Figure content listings
------

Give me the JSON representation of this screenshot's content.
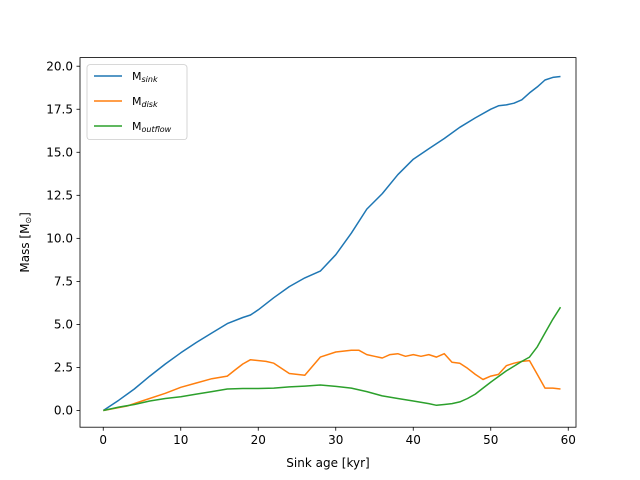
{
  "chart_data": {
    "type": "line",
    "xlabel": "Sink age [kyr]",
    "ylabel_main": "Mass [M",
    "ylabel_sub": "⊙",
    "ylabel_end": "]",
    "xlim": [
      -3,
      61
    ],
    "ylim": [
      -0.97,
      20.5
    ],
    "xticks": [
      0,
      10,
      20,
      30,
      40,
      50,
      60
    ],
    "yticks": [
      0.0,
      2.5,
      5.0,
      7.5,
      10.0,
      12.5,
      15.0,
      17.5,
      20.0
    ],
    "ytick_labels": [
      "0.0",
      "2.5",
      "5.0",
      "7.5",
      "10.0",
      "12.5",
      "15.0",
      "17.5",
      "20.0"
    ],
    "grid": false,
    "legend_position": "top-left",
    "series": [
      {
        "name_main": "M",
        "name_sub": "sink",
        "color": "#1f77b4",
        "x": [
          0,
          2,
          4,
          6,
          8,
          10,
          12,
          14,
          16,
          18,
          19,
          20,
          22,
          24,
          26,
          28,
          30,
          32,
          34,
          36,
          38,
          40,
          42,
          44,
          46,
          48,
          50,
          51,
          52,
          53,
          54,
          55,
          56,
          57,
          58,
          59
        ],
        "y": [
          0.0,
          0.6,
          1.25,
          2.0,
          2.7,
          3.35,
          3.95,
          4.5,
          5.05,
          5.4,
          5.55,
          5.85,
          6.55,
          7.2,
          7.7,
          8.1,
          9.05,
          10.3,
          11.7,
          12.6,
          13.7,
          14.6,
          15.2,
          15.8,
          16.45,
          17.0,
          17.5,
          17.7,
          17.75,
          17.85,
          18.05,
          18.45,
          18.8,
          19.2,
          19.35,
          19.4
        ]
      },
      {
        "name_main": "M",
        "name_sub": "disk",
        "color": "#ff7f0e",
        "x": [
          0,
          3,
          5,
          8,
          10,
          12,
          14,
          16,
          17,
          18,
          19,
          21,
          22,
          24,
          26,
          28,
          30,
          32,
          33,
          34,
          35,
          36,
          37,
          38,
          39,
          40,
          41,
          42,
          43,
          44,
          45,
          46,
          47,
          48,
          49,
          50,
          51,
          52,
          53,
          54,
          55,
          56,
          57,
          58,
          59
        ],
        "y": [
          0.0,
          0.25,
          0.55,
          1.0,
          1.35,
          1.6,
          1.85,
          2.0,
          2.35,
          2.7,
          2.95,
          2.85,
          2.75,
          2.15,
          2.05,
          3.1,
          3.4,
          3.5,
          3.5,
          3.25,
          3.15,
          3.05,
          3.25,
          3.3,
          3.15,
          3.25,
          3.15,
          3.25,
          3.1,
          3.3,
          2.8,
          2.75,
          2.45,
          2.1,
          1.8,
          2.0,
          2.1,
          2.6,
          2.75,
          2.85,
          2.9,
          2.1,
          1.3,
          1.3,
          1.25
        ]
      },
      {
        "name_main": "M",
        "name_sub": "outflow",
        "color": "#2ca02c",
        "x": [
          0,
          2,
          4,
          6,
          8,
          10,
          12,
          14,
          16,
          18,
          20,
          22,
          24,
          26,
          28,
          30,
          32,
          34,
          36,
          38,
          40,
          42,
          43,
          44,
          45,
          46,
          47,
          48,
          49,
          50,
          52,
          54,
          55,
          56,
          57,
          58,
          59
        ],
        "y": [
          0.0,
          0.2,
          0.35,
          0.55,
          0.7,
          0.8,
          0.95,
          1.1,
          1.25,
          1.28,
          1.28,
          1.3,
          1.37,
          1.42,
          1.48,
          1.4,
          1.3,
          1.1,
          0.85,
          0.7,
          0.55,
          0.4,
          0.3,
          0.35,
          0.4,
          0.5,
          0.7,
          0.95,
          1.3,
          1.65,
          2.3,
          2.85,
          3.1,
          3.7,
          4.5,
          5.3,
          6.0
        ]
      }
    ]
  }
}
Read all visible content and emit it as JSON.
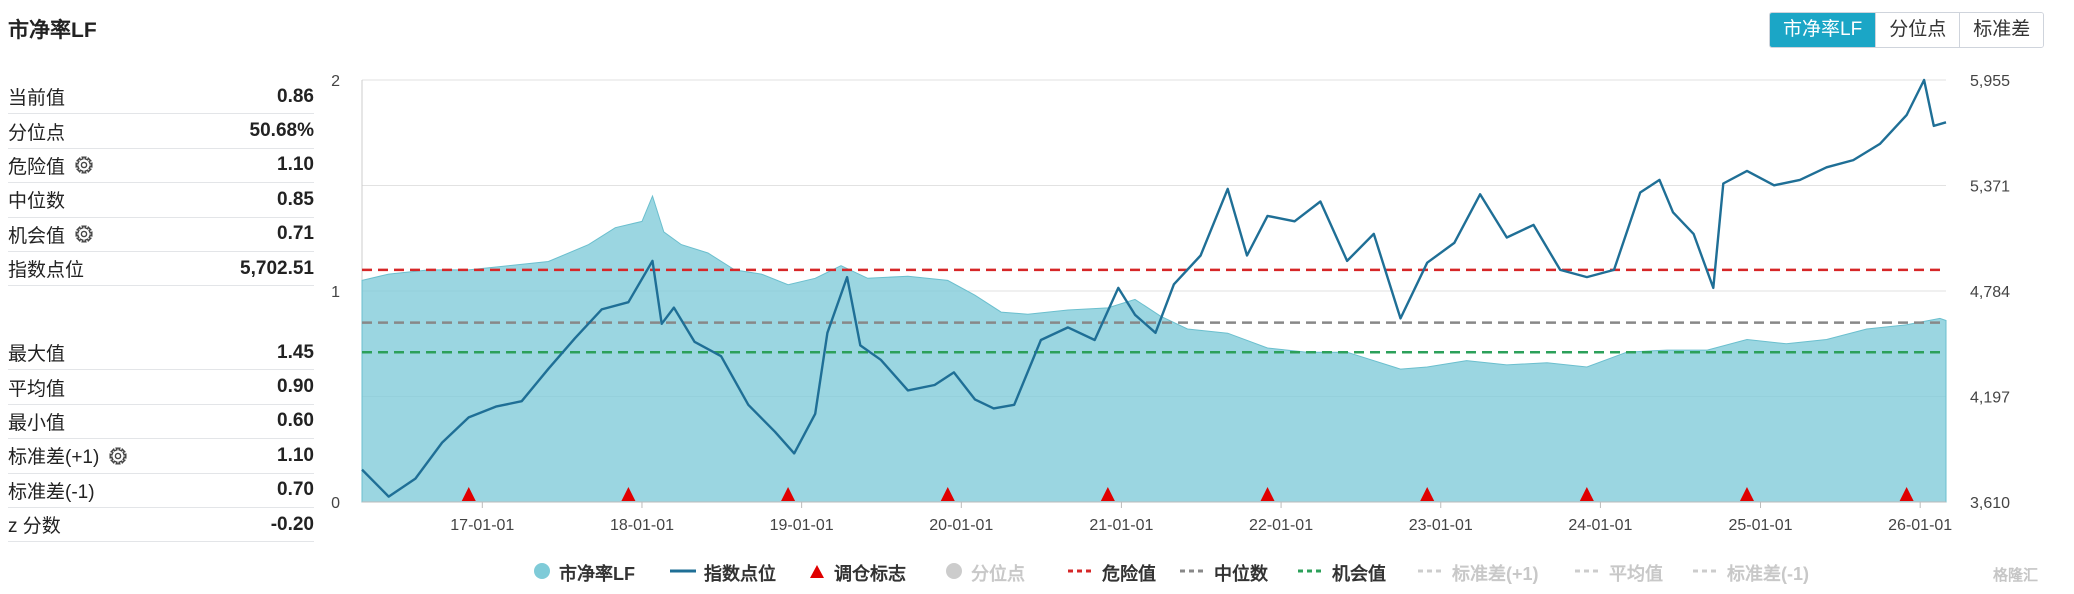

------

Description of the task
Ascertain the number of lines in the entries that include the word "JSON", and report only that number.

The solution
2